**Task description:**
Print all records exactly, leaving nothing out.
____
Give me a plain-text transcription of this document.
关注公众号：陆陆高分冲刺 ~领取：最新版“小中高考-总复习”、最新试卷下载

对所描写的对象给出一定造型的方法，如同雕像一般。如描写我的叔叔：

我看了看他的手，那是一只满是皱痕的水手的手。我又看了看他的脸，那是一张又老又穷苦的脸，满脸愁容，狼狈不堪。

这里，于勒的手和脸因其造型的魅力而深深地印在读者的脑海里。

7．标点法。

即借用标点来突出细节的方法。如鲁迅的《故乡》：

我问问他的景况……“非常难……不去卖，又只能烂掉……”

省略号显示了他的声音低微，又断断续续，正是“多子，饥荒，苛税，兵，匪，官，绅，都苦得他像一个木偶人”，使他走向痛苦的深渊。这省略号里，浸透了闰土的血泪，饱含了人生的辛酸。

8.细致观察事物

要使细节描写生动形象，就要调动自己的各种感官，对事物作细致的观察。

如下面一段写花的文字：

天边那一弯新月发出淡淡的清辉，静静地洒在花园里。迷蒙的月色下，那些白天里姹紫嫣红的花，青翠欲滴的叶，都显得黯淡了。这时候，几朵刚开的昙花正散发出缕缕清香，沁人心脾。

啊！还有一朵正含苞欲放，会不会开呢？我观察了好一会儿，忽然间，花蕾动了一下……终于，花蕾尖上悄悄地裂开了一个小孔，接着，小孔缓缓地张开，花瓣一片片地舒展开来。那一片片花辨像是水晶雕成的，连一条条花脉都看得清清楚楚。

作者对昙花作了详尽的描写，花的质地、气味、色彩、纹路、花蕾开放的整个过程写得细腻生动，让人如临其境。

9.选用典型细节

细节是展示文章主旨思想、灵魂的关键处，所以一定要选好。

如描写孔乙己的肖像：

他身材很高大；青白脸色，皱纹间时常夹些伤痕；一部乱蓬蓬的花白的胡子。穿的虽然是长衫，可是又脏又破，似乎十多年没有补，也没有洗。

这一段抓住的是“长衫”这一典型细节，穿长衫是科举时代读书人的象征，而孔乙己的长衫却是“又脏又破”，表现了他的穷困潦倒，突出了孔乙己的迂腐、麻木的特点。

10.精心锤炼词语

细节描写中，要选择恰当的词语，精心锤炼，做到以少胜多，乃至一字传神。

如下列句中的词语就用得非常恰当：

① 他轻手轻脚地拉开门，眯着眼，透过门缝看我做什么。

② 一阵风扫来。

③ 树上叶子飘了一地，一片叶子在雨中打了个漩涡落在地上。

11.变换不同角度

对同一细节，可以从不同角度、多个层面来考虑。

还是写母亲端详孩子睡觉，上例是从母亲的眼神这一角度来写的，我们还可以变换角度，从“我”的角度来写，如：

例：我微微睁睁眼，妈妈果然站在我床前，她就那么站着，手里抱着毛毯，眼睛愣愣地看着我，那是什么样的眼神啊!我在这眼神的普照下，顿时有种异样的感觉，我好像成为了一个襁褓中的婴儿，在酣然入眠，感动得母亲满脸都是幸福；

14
____
**Exercise solution:**
Give me a plain-text transcription of this document.
关注公众号：陆陆高分冲刺 ~领取：最新版“小中高考-总复习”、最新试卷下载

对所描写的对象给出一定造型的方法，如同雕像一般。如描写我的叔叔：

我看了看他的手，那是一只满是皱痕的水手的手。我又看了看他的脸，那是一张又老又穷苦的脸，满脸愁容，狼狈不堪。

这里，于勒的手和脸因其造型的魅力而深深地印在读者的脑海里。

7．标点法。

即借用标点来突出细节的方法。如鲁迅的《故乡》：

我问问他的景况……“非常难……不去卖，又只能烂掉……”

省略号显示了他的声音低微，又断断续续，正是“多子，饥荒，苛税，兵，匪，官，绅，都苦得他像一个木偶人”，使他走向痛苦的深渊。这省略号里，浸透了闰土的血泪，饱含了人生的辛酸。

8.细致观察事物

要使细节描写生动形象，就要调动自己的各种感官，对事物作细致的观察。

如下面一段写花的文字：

天边那一弯新月发出淡淡的清辉，静静地洒在花园里。迷蒙的月色下，那些白天里姹紫嫣红的花，青翠欲滴的叶，都显得黯淡了。这时候，几朵刚开的昙花正散发出缕缕清香，沁人心脾。

啊！还有一朵正含苞欲放，会不会开呢？我观察了好一会儿，忽然间，花蕾动了一下……终于，花蕾尖上悄悄地裂开了一个小孔，接着，小孔缓缓地张开，花瓣一片片地舒展开来。那一片片花辨像是水晶雕成的，连一条条花脉都看得清清楚楚。

作者对昙花作了详尽的描写，花的质地、气味、色彩、纹路、花蕾开放的整个过程写得细腻生动，让人如临其境。

9.选用典型细节

细节是展示文章主旨思想、灵魂的关键处，所以一定要选好。

如描写孔乙己的肖像：

他身材很高大；青白脸色，皱纹间时常夹些伤痕；一部乱蓬蓬的花白的胡子。穿的虽然是长衫，可是又脏又破，似乎十多年没有补，也没有洗。

这一段抓住的是“长衫”这一典型细节，穿长衫是科举时代读书人的象征，而孔乙己的长衫却是“又脏又破”，表现了他的穷困潦倒，突出了孔乙己的迂腐、麻木的特点。

10.精心锤炼词语

细节描写中，要选择恰当的词语，精心锤炼，做到以少胜多，乃至一字传神。

如下列句中的词语就用得非常恰当：

① 他轻手轻脚地拉开门，眯着眼，透过门缝看我做什么。

② 一阵风扫来。

③ 树上叶子飘了一地，一片叶子在雨中打了个漩涡落在地上。

11.变换不同角度

对同一细节，可以从不同角度、多个层面来考虑。

还是写母亲端详孩子睡觉，上例是从母亲的眼神这一角度来写的，我们还可以变换角度，从“我”的角度来写，如：

例：我微微睁睁眼，妈妈果然站在我床前，她就那么站着，手里抱着毛毯，眼睛愣愣地看着我，那是什么样的眼神啊!我在这眼神的普照下，顿时有种异样的感觉，我好像成为了一个襁褓中的婴儿，在酣然入眠，感动得母亲满脸都是幸福；

14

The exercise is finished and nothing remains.